▶ WHAT YOU HAVE TO DO
Extract the complete listing and output it unchanged.

★ ★ ★ ★

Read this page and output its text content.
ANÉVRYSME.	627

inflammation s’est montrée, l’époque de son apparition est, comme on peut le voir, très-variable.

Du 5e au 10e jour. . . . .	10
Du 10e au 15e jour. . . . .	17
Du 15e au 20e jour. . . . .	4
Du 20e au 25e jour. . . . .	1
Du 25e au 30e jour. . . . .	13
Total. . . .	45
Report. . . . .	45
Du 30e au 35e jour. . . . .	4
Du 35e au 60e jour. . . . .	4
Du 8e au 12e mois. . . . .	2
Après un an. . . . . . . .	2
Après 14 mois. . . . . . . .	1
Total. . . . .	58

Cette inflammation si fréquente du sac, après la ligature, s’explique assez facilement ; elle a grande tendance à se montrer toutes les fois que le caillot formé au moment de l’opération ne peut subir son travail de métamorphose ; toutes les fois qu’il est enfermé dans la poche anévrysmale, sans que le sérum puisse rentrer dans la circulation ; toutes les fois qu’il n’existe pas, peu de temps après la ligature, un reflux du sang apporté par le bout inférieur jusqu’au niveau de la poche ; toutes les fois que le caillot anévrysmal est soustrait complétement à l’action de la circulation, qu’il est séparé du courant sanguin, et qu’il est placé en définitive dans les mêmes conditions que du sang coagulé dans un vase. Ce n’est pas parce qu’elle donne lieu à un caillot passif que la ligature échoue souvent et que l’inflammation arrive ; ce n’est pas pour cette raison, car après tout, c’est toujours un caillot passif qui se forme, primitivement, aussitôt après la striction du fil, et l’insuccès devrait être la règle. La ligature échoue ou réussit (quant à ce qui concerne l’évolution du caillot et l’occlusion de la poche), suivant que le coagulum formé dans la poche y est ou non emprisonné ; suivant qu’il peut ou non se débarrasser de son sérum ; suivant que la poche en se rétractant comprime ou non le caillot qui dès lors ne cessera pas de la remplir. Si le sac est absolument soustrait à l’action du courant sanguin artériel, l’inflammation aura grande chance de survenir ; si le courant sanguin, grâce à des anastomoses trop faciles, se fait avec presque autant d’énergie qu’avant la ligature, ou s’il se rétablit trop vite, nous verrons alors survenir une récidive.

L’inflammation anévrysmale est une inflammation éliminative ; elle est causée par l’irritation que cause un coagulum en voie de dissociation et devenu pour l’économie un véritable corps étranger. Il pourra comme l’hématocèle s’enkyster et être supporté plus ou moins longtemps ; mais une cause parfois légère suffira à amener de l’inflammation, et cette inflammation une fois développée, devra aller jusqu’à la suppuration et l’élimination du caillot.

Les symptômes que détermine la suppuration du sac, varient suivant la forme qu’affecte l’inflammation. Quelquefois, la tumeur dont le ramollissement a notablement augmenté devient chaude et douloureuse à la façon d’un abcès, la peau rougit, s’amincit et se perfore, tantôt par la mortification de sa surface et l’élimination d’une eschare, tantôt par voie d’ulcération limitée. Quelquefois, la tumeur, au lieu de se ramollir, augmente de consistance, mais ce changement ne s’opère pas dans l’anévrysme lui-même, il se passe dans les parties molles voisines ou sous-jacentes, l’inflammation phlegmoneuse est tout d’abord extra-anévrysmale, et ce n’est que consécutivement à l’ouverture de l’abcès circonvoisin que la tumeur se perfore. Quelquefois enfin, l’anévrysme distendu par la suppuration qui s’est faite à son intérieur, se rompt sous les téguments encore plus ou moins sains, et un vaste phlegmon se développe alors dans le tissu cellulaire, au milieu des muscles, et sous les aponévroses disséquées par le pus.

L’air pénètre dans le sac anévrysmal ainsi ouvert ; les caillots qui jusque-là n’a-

★ ★ ★ ★

▶ RESPONSE BELOW
Read this page and output its text content.
ANÉVRYSME.	627

inflammation s’est montrée, l’époque de son apparition est, comme on peut le voir, très-variable.

Du 5e au 10e jour. . . . .	10
Du 10e au 15e jour. . . . .	17
Du 15e au 20e jour. . . . .	4
Du 20e au 25e jour. . . . .	1
Du 25e au 30e jour. . . . .	13
Total. . . .	45
Report. . . . .	45
Du 30e au 35e jour. . . . .	4
Du 35e au 60e jour. . . . .	4
Du 8e au 12e mois. . . . .	2
Après un an. . . . . . . .	2
Après 14 mois. . . . . . . .	1
Total. . . . .	58

Cette inflammation si fréquente du sac, après la ligature, s’explique assez facilement ; elle a grande tendance à se montrer toutes les fois que le caillot formé au moment de l’opération ne peut subir son travail de métamorphose ; toutes les fois qu’il est enfermé dans la poche anévrysmale, sans que le sérum puisse rentrer dans la circulation ; toutes les fois qu’il n’existe pas, peu de temps après la ligature, un reflux du sang apporté par le bout inférieur jusqu’au niveau de la poche ; toutes les fois que le caillot anévrysmal est soustrait complétement à l’action de la circulation, qu’il est séparé du courant sanguin, et qu’il est placé en définitive dans les mêmes conditions que du sang coagulé dans un vase. Ce n’est pas parce qu’elle donne lieu à un caillot passif que la ligature échoue souvent et que l’inflammation arrive ; ce n’est pas pour cette raison, car après tout, c’est toujours un caillot passif qui se forme, primitivement, aussitôt après la striction du fil, et l’insuccès devrait être la règle. La ligature échoue ou réussit (quant à ce qui concerne l’évolution du caillot et l’occlusion de la poche), suivant que le coagulum formé dans la poche y est ou non emprisonné ; suivant qu’il peut ou non se débarrasser de son sérum ; suivant que la poche en se rétractant comprime ou non le caillot qui dès lors ne cessera pas de la remplir. Si le sac est absolument soustrait à l’action du courant sanguin artériel, l’inflammation aura grande chance de survenir ; si le courant sanguin, grâce à des anastomoses trop faciles, se fait avec presque autant d’énergie qu’avant la ligature, ou s’il se rétablit trop vite, nous verrons alors survenir une récidive.

L’inflammation anévrysmale est une inflammation éliminative ; elle est causée par l’irritation que cause un coagulum en voie de dissociation et devenu pour l’économie un véritable corps étranger. Il pourra comme l’hématocèle s’enkyster et être supporté plus ou moins longtemps ; mais une cause parfois légère suffira à amener de l’inflammation, et cette inflammation une fois développée, devra aller jusqu’à la suppuration et l’élimination du caillot.

Les symptômes que détermine la suppuration du sac, varient suivant la forme qu’affecte l’inflammation. Quelquefois, la tumeur dont le ramollissement a notablement augmenté devient chaude et douloureuse à la façon d’un abcès, la peau rougit, s’amincit et se perfore, tantôt par la mortification de sa surface et l’élimination d’une eschare, tantôt par voie d’ulcération limitée. Quelquefois, la tumeur, au lieu de se ramollir, augmente de consistance, mais ce changement ne s’opère pas dans l’anévrysme lui-même, il se passe dans les parties molles voisines ou sous-jacentes, l’inflammation phlegmoneuse est tout d’abord extra-anévrysmale, et ce n’est que consécutivement à l’ouverture de l’abcès circonvoisin que la tumeur se perfore. Quelquefois enfin, l’anévrysme distendu par la suppuration qui s’est faite à son intérieur, se rompt sous les téguments encore plus ou moins sains, et un vaste phlegmon se développe alors dans le tissu cellulaire, au milieu des muscles, et sous les aponévroses disséquées par le pus.

L’air pénètre dans le sac anévrysmal ainsi ouvert ; les caillots qui jusque-là n’a-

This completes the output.